• [Exercise task] Track down every line below that holds "barrier" and copy it.
+++ Material provided
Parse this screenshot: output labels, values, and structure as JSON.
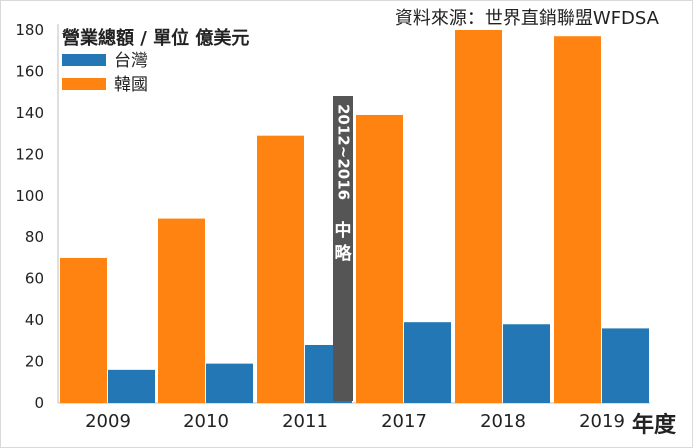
{
  "source": "資料來源：世界直銷聯盟WFDSA",
  "chart_data": {
    "type": "bar",
    "title": "營業總額 / 單位 億美元",
    "xlabel": "年度",
    "ylabel": "",
    "ylim": [
      0,
      180
    ],
    "yticks": [
      0,
      20,
      40,
      60,
      80,
      100,
      120,
      140,
      160,
      180
    ],
    "categories": [
      "2009",
      "2010",
      "2011",
      "2017",
      "2018",
      "2019"
    ],
    "series": [
      {
        "name": "台灣",
        "color": "#2277b4",
        "values": [
          16,
          19,
          28,
          39,
          38,
          36
        ]
      },
      {
        "name": "韓國",
        "color": "#ff8311",
        "values": [
          70,
          89,
          129,
          139,
          180,
          177
        ]
      }
    ],
    "break_label": "2012~2016 中略",
    "legend": "top-left"
  }
}
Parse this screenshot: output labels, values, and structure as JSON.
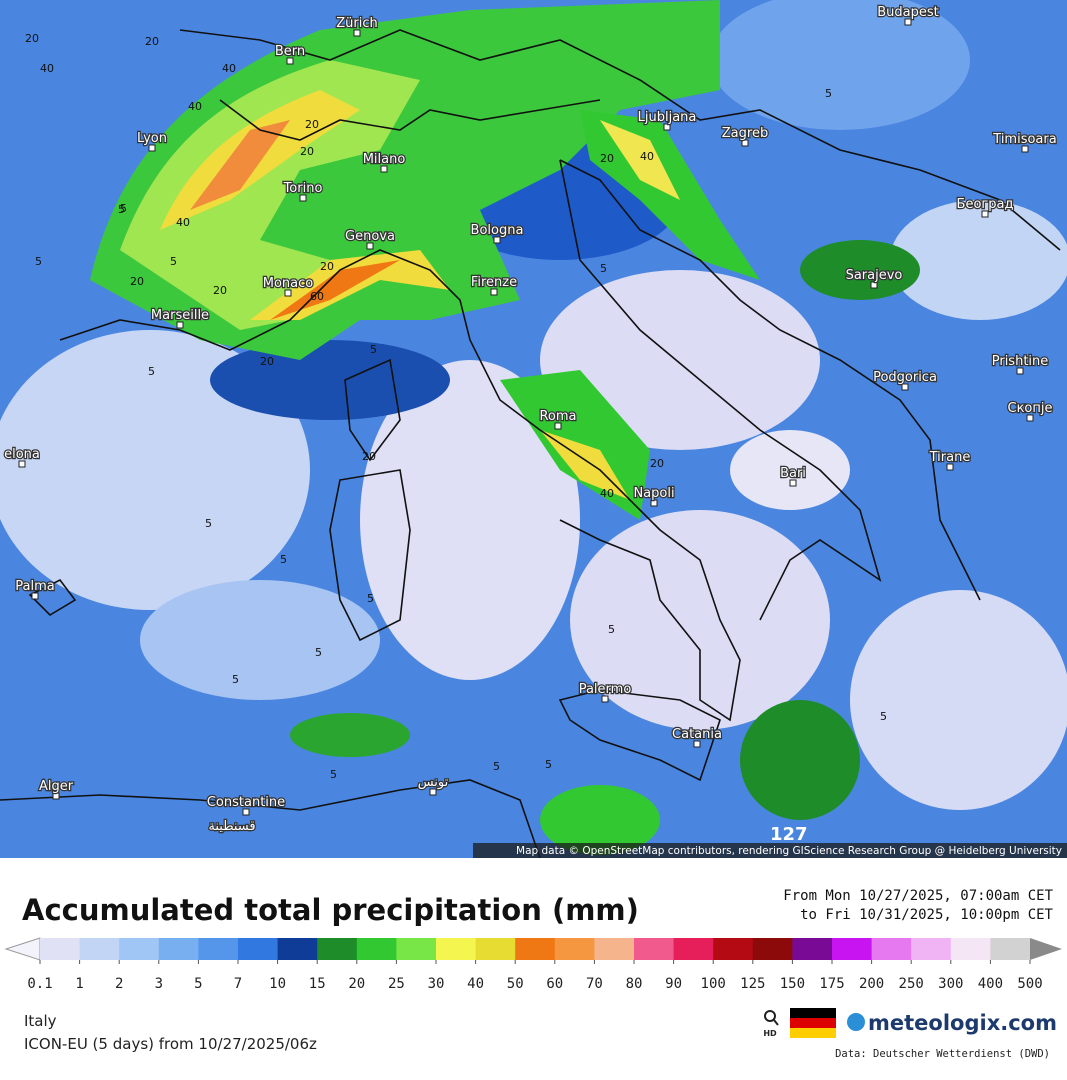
{
  "map": {
    "cities": [
      "Zürich",
      "Budapest",
      "Bern",
      "Lyon",
      "Ljubljana",
      "Zagreb",
      "Timisoara",
      "Milano",
      "Torino",
      "Београд",
      "Genova",
      "Bologna",
      "Sarajevo",
      "Monaco",
      "Firenze",
      "Marseille",
      "Podgorica",
      "Prishtine",
      "Roma",
      "Скопје",
      "elona",
      "Tirane",
      "Bari",
      "Napoli",
      "Palma",
      "Palermo",
      "Catania",
      "Alger",
      "Constantine",
      "قسنطينة",
      "تونس"
    ],
    "contour_labels": [
      "20",
      "20",
      "40",
      "40",
      "40",
      "20",
      "5",
      "5",
      "20",
      "40",
      "20",
      "20",
      "60",
      "5",
      "20",
      "20",
      "5",
      "5",
      "5",
      "20",
      "40",
      "20",
      "5",
      "5",
      "5",
      "5",
      "5",
      "5",
      "5",
      "5",
      "5",
      "5",
      "20",
      "40",
      "5",
      "5"
    ],
    "attribution": "Map data © OpenStreetMap contributors, rendering GIScience Research Group @ Heidelberg University",
    "corner_value": "127"
  },
  "legend": {
    "title": "Accumulated total precipitation (mm)",
    "period": [
      "From Mon 10/27/2025, 07:00am CET",
      "to Fri 10/31/2025, 10:00pm CET"
    ],
    "ticks": [
      0.1,
      1,
      2,
      3,
      5,
      7,
      10,
      15,
      20,
      25,
      30,
      40,
      50,
      60,
      70,
      80,
      90,
      100,
      125,
      150,
      175,
      200,
      250,
      300,
      400,
      500
    ],
    "colors": [
      "#e1e1f5",
      "#c3d5f5",
      "#a0c6f5",
      "#78aff0",
      "#5596eb",
      "#3278e1",
      "#0f3c96",
      "#1e8c28",
      "#32c832",
      "#78e646",
      "#f5f550",
      "#e6dc32",
      "#f07814",
      "#f59641",
      "#f5b48c",
      "#f05a8c",
      "#e61e5a",
      "#b40a14",
      "#8c0a0a",
      "#780a96",
      "#c814f0",
      "#e678f0",
      "#f0b4f5",
      "#f5e6f5",
      "#d2d2d2"
    ]
  },
  "footer": {
    "region": "Italy",
    "model": "ICON-EU (5 days) from 10/27/2025/06z",
    "hd": "HD",
    "brand": "meteologix.com",
    "source": "Data: Deutscher Wetterdienst (DWD)"
  }
}
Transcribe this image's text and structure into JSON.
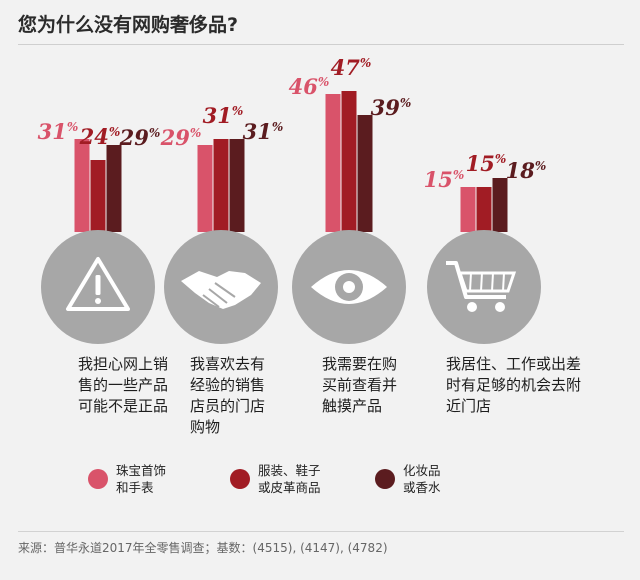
{
  "title": "您为什么没有网购奢侈品?",
  "colors": {
    "jewelry": "#d9536a",
    "apparel": "#a11c24",
    "cosmetics": "#5b1c1f",
    "circle": "#a7a7a7"
  },
  "chart_data": {
    "type": "bar",
    "title": "您为什么没有网购奢侈品?",
    "categories": [
      "我担心网上销售的一些产品可能不是正品",
      "我喜欢去有经验的销售店员的门店购物",
      "我需要在购买前查看并触摸产品",
      "我居住、工作或出差时有足够的机会去附近门店"
    ],
    "series": [
      {
        "name": "珠宝首饰和手表",
        "values": [
          31,
          29,
          46,
          15
        ]
      },
      {
        "name": "服装、鞋子或皮革商品",
        "values": [
          24,
          31,
          47,
          15
        ]
      },
      {
        "name": "化妆品或香水",
        "values": [
          29,
          31,
          39,
          18
        ]
      }
    ],
    "unit": "%",
    "legend": "bottom",
    "grid": false
  },
  "groups": [
    {
      "icon": "warning-icon",
      "lines": [
        "我担心网上销",
        "售的一些产品",
        "可能不是正品"
      ]
    },
    {
      "icon": "handshake-icon",
      "lines": [
        "我喜欢去有",
        "经验的销售",
        "店员的门店",
        "购物"
      ]
    },
    {
      "icon": "eye-icon",
      "lines": [
        "我需要在购",
        "买前查看并",
        "触摸产品"
      ]
    },
    {
      "icon": "shopping-cart-icon",
      "lines": [
        "我居住、工作或出差",
        "时有足够的机会去附",
        "近门店"
      ]
    }
  ],
  "legend": [
    {
      "line1": "珠宝首饰",
      "line2": "和手表"
    },
    {
      "line1": "服装、鞋子",
      "line2": "或皮革商品"
    },
    {
      "line1": "化妆品",
      "line2": "或香水"
    }
  ],
  "source": "来源：普华永道2017年全零售调查；基数：(4515), (4147), (4782)"
}
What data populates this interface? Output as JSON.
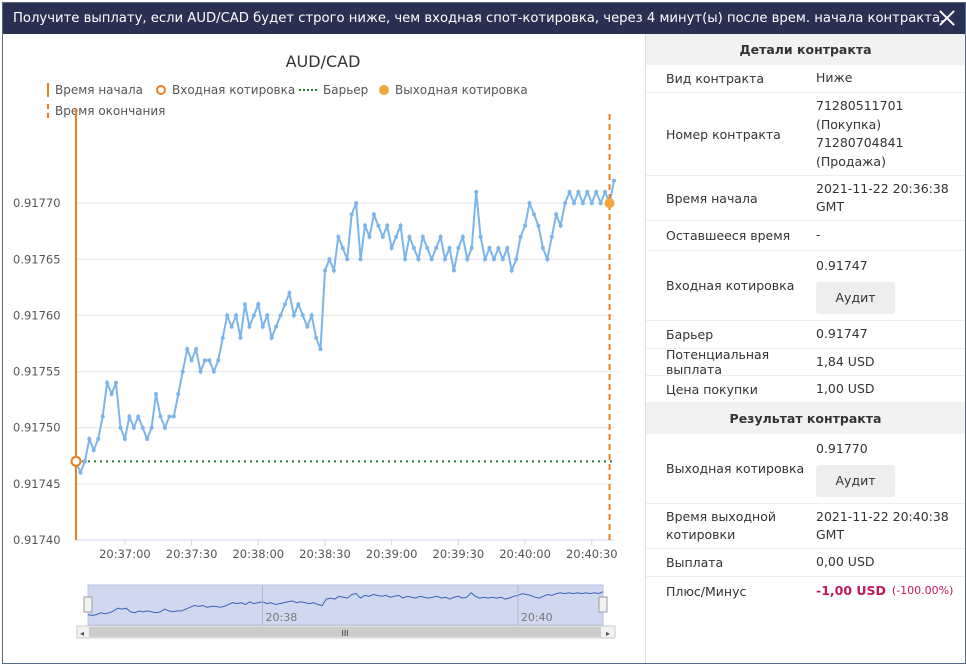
{
  "header": {
    "title": "Получите выплату, если AUD/CAD будет строго ниже, чем входная спот-котировка, через 4 минут(ы) после врем. начала контракта."
  },
  "chart": {
    "title": "AUD/CAD",
    "legend": {
      "start_time": "Время начала",
      "entry_spot": "Входная котировка",
      "barrier": "Барьер",
      "exit_spot": "Выходная котировка",
      "end_time": "Время окончания"
    },
    "navigator_labels": [
      "20:38",
      "20:40"
    ],
    "scrollbar_grip": "III",
    "colors": {
      "line": "#7cb5ec",
      "marker": "#e98024",
      "barrier": "#2c7a2c"
    }
  },
  "chart_data": {
    "type": "line",
    "title": "AUD/CAD",
    "xlabel": "",
    "ylabel": "",
    "x_ticks": [
      "20:37:00",
      "20:37:30",
      "20:38:00",
      "20:38:30",
      "20:39:00",
      "20:39:30",
      "20:40:00",
      "20:40:30"
    ],
    "y_ticks": [
      "0.91770",
      "0.91765",
      "0.91760",
      "0.91755",
      "0.91750",
      "0.91745",
      "0.91740"
    ],
    "ylim": [
      0.9174,
      0.91775
    ],
    "xlim": [
      "20:36:38",
      "20:40:40"
    ],
    "grid": true,
    "legend_position": "top-left",
    "start_time": "20:36:38",
    "end_time": "20:40:38",
    "entry_spot": 0.91747,
    "barrier": 0.91747,
    "exit_spot": 0.9177,
    "series": [
      {
        "values": [
          [
            "20:36:38",
            0.91747
          ],
          [
            "20:36:40",
            0.91746
          ],
          [
            "20:36:42",
            0.91747
          ],
          [
            "20:36:44",
            0.91749
          ],
          [
            "20:36:46",
            0.91748
          ],
          [
            "20:36:48",
            0.91749
          ],
          [
            "20:36:50",
            0.91751
          ],
          [
            "20:36:52",
            0.91754
          ],
          [
            "20:36:54",
            0.91753
          ],
          [
            "20:36:56",
            0.91754
          ],
          [
            "20:36:58",
            0.9175
          ],
          [
            "20:37:00",
            0.91749
          ],
          [
            "20:37:02",
            0.91751
          ],
          [
            "20:37:04",
            0.9175
          ],
          [
            "20:37:06",
            0.91751
          ],
          [
            "20:37:08",
            0.9175
          ],
          [
            "20:37:10",
            0.91749
          ],
          [
            "20:37:12",
            0.9175
          ],
          [
            "20:37:14",
            0.91753
          ],
          [
            "20:37:16",
            0.91751
          ],
          [
            "20:37:18",
            0.9175
          ],
          [
            "20:37:20",
            0.91751
          ],
          [
            "20:37:22",
            0.91751
          ],
          [
            "20:37:24",
            0.91753
          ],
          [
            "20:37:26",
            0.91755
          ],
          [
            "20:37:28",
            0.91757
          ],
          [
            "20:37:30",
            0.91756
          ],
          [
            "20:37:32",
            0.91757
          ],
          [
            "20:37:34",
            0.91755
          ],
          [
            "20:37:36",
            0.91756
          ],
          [
            "20:37:38",
            0.91756
          ],
          [
            "20:37:40",
            0.91755
          ],
          [
            "20:37:42",
            0.91756
          ],
          [
            "20:37:44",
            0.91758
          ],
          [
            "20:37:46",
            0.9176
          ],
          [
            "20:37:48",
            0.91759
          ],
          [
            "20:37:50",
            0.9176
          ],
          [
            "20:37:52",
            0.91758
          ],
          [
            "20:37:54",
            0.91761
          ],
          [
            "20:37:56",
            0.91759
          ],
          [
            "20:37:58",
            0.9176
          ],
          [
            "20:38:00",
            0.91761
          ],
          [
            "20:38:02",
            0.91759
          ],
          [
            "20:38:04",
            0.9176
          ],
          [
            "20:38:06",
            0.91758
          ],
          [
            "20:38:08",
            0.91759
          ],
          [
            "20:38:10",
            0.9176
          ],
          [
            "20:38:12",
            0.91761
          ],
          [
            "20:38:14",
            0.91762
          ],
          [
            "20:38:16",
            0.9176
          ],
          [
            "20:38:18",
            0.91761
          ],
          [
            "20:38:20",
            0.9176
          ],
          [
            "20:38:22",
            0.91759
          ],
          [
            "20:38:24",
            0.9176
          ],
          [
            "20:38:26",
            0.91758
          ],
          [
            "20:38:28",
            0.91757
          ],
          [
            "20:38:30",
            0.91764
          ],
          [
            "20:38:32",
            0.91765
          ],
          [
            "20:38:34",
            0.91764
          ],
          [
            "20:38:36",
            0.91767
          ],
          [
            "20:38:38",
            0.91766
          ],
          [
            "20:38:40",
            0.91765
          ],
          [
            "20:38:42",
            0.91769
          ],
          [
            "20:38:44",
            0.9177
          ],
          [
            "20:38:46",
            0.91765
          ],
          [
            "20:38:48",
            0.91768
          ],
          [
            "20:38:50",
            0.91767
          ],
          [
            "20:38:52",
            0.91769
          ],
          [
            "20:38:54",
            0.91768
          ],
          [
            "20:38:56",
            0.91767
          ],
          [
            "20:38:58",
            0.91768
          ],
          [
            "20:39:00",
            0.91766
          ],
          [
            "20:39:02",
            0.91767
          ],
          [
            "20:39:04",
            0.91768
          ],
          [
            "20:39:06",
            0.91765
          ],
          [
            "20:39:08",
            0.91767
          ],
          [
            "20:39:10",
            0.91766
          ],
          [
            "20:39:12",
            0.91765
          ],
          [
            "20:39:14",
            0.91767
          ],
          [
            "20:39:16",
            0.91766
          ],
          [
            "20:39:18",
            0.91765
          ],
          [
            "20:39:20",
            0.91766
          ],
          [
            "20:39:22",
            0.91767
          ],
          [
            "20:39:24",
            0.91765
          ],
          [
            "20:39:26",
            0.91766
          ],
          [
            "20:39:28",
            0.91764
          ],
          [
            "20:39:30",
            0.91766
          ],
          [
            "20:39:32",
            0.91767
          ],
          [
            "20:39:34",
            0.91765
          ],
          [
            "20:39:36",
            0.91766
          ],
          [
            "20:39:38",
            0.91771
          ],
          [
            "20:39:40",
            0.91767
          ],
          [
            "20:39:42",
            0.91765
          ],
          [
            "20:39:44",
            0.91766
          ],
          [
            "20:39:46",
            0.91765
          ],
          [
            "20:39:48",
            0.91766
          ],
          [
            "20:39:50",
            0.91765
          ],
          [
            "20:39:52",
            0.91766
          ],
          [
            "20:39:54",
            0.91764
          ],
          [
            "20:39:56",
            0.91765
          ],
          [
            "20:39:58",
            0.91767
          ],
          [
            "20:40:00",
            0.91768
          ],
          [
            "20:40:02",
            0.9177
          ],
          [
            "20:40:04",
            0.91769
          ],
          [
            "20:40:06",
            0.91768
          ],
          [
            "20:40:08",
            0.91766
          ],
          [
            "20:40:10",
            0.91765
          ],
          [
            "20:40:12",
            0.91767
          ],
          [
            "20:40:14",
            0.91769
          ],
          [
            "20:40:16",
            0.91768
          ],
          [
            "20:40:18",
            0.9177
          ],
          [
            "20:40:20",
            0.91771
          ],
          [
            "20:40:22",
            0.9177
          ],
          [
            "20:40:24",
            0.91771
          ],
          [
            "20:40:26",
            0.9177
          ],
          [
            "20:40:28",
            0.91771
          ],
          [
            "20:40:30",
            0.9177
          ],
          [
            "20:40:32",
            0.91771
          ],
          [
            "20:40:34",
            0.9177
          ],
          [
            "20:40:36",
            0.91771
          ],
          [
            "20:40:38",
            0.9177
          ],
          [
            "20:40:40",
            0.91772
          ]
        ]
      }
    ]
  },
  "details": {
    "title": "Детали контракта",
    "rows": {
      "contract_type": {
        "label": "Вид контракта",
        "value": "Ниже"
      },
      "contract_number": {
        "label": "Номер контракта",
        "value_lines": [
          "71280511701",
          "(Покупка)",
          "71280704841",
          "(Продажа)"
        ]
      },
      "start_time": {
        "label": "Время начала",
        "value_lines": [
          "2021-11-22 20:36:38",
          "GMT"
        ]
      },
      "remaining": {
        "label": "Оставшееся время",
        "value": "-"
      },
      "entry_spot": {
        "label": "Входная котировка",
        "value": "0.91747",
        "button": "Аудит"
      },
      "barrier": {
        "label": "Барьер",
        "value": "0.91747"
      },
      "payout": {
        "label": "Потенциальная выплата",
        "value": "1,84 USD"
      },
      "price": {
        "label": "Цена покупки",
        "value": "1,00 USD"
      }
    }
  },
  "result": {
    "title": "Результат контракта",
    "rows": {
      "exit_spot": {
        "label": "Выходная котировка",
        "value": "0.91770",
        "button": "Аудит"
      },
      "exit_time": {
        "label_lines": [
          "Время выходной",
          "котировки"
        ],
        "value_lines": [
          "2021-11-22 20:40:38",
          "GMT"
        ]
      },
      "payout": {
        "label": "Выплата",
        "value": "0,00 USD"
      },
      "profit": {
        "label": "Плюс/Минус",
        "value": "-1,00 USD",
        "pct": "(-100.00%)"
      }
    }
  }
}
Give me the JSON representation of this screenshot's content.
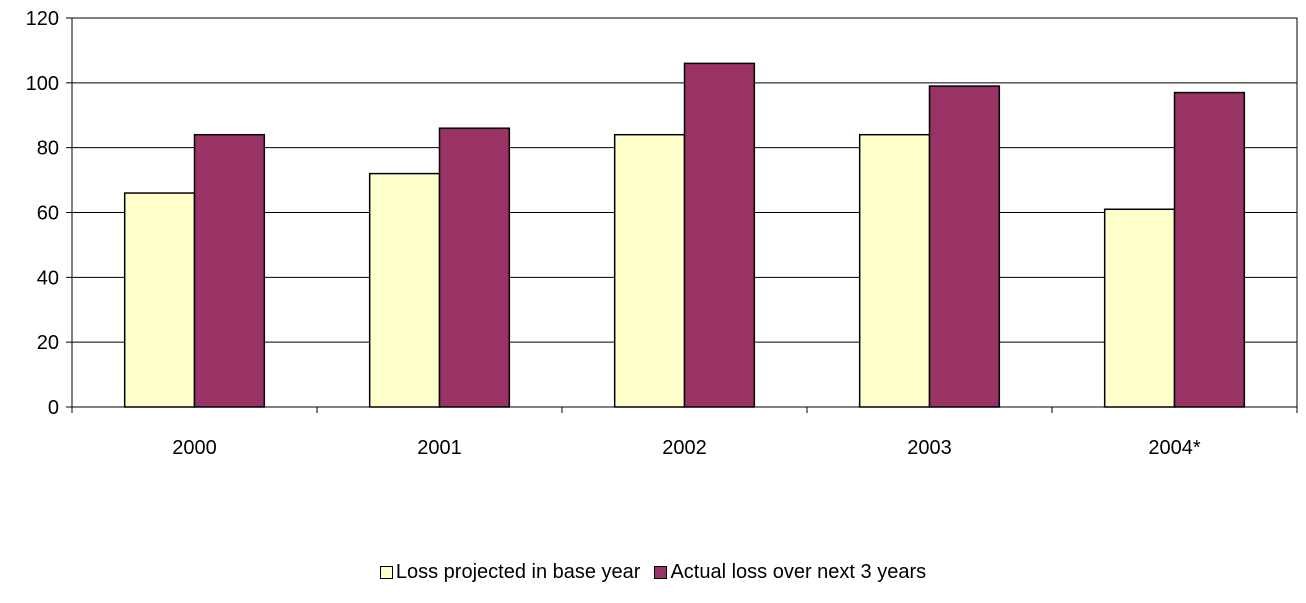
{
  "chart_data": {
    "type": "bar",
    "title": "",
    "xlabel": "",
    "ylabel": "",
    "categories": [
      "2000",
      "2001",
      "2002",
      "2003",
      "2004*"
    ],
    "series": [
      {
        "name": "Loss projected in base year",
        "color": "#FFFFCC",
        "values": [
          66,
          72,
          84,
          84,
          61
        ]
      },
      {
        "name": "Actual loss over next 3 years",
        "color": "#993366",
        "values": [
          84,
          86,
          106,
          99,
          97
        ]
      }
    ],
    "ylim": [
      0,
      120
    ],
    "yticks": [
      0,
      20,
      40,
      60,
      80,
      100,
      120
    ],
    "grid": true,
    "legend": "bottom"
  }
}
++++++
• [Result below]
      "barrier": "Барьер",
      "barrier": "#2c7a2c"
    "barrier": 0.91747,
      "barrier": {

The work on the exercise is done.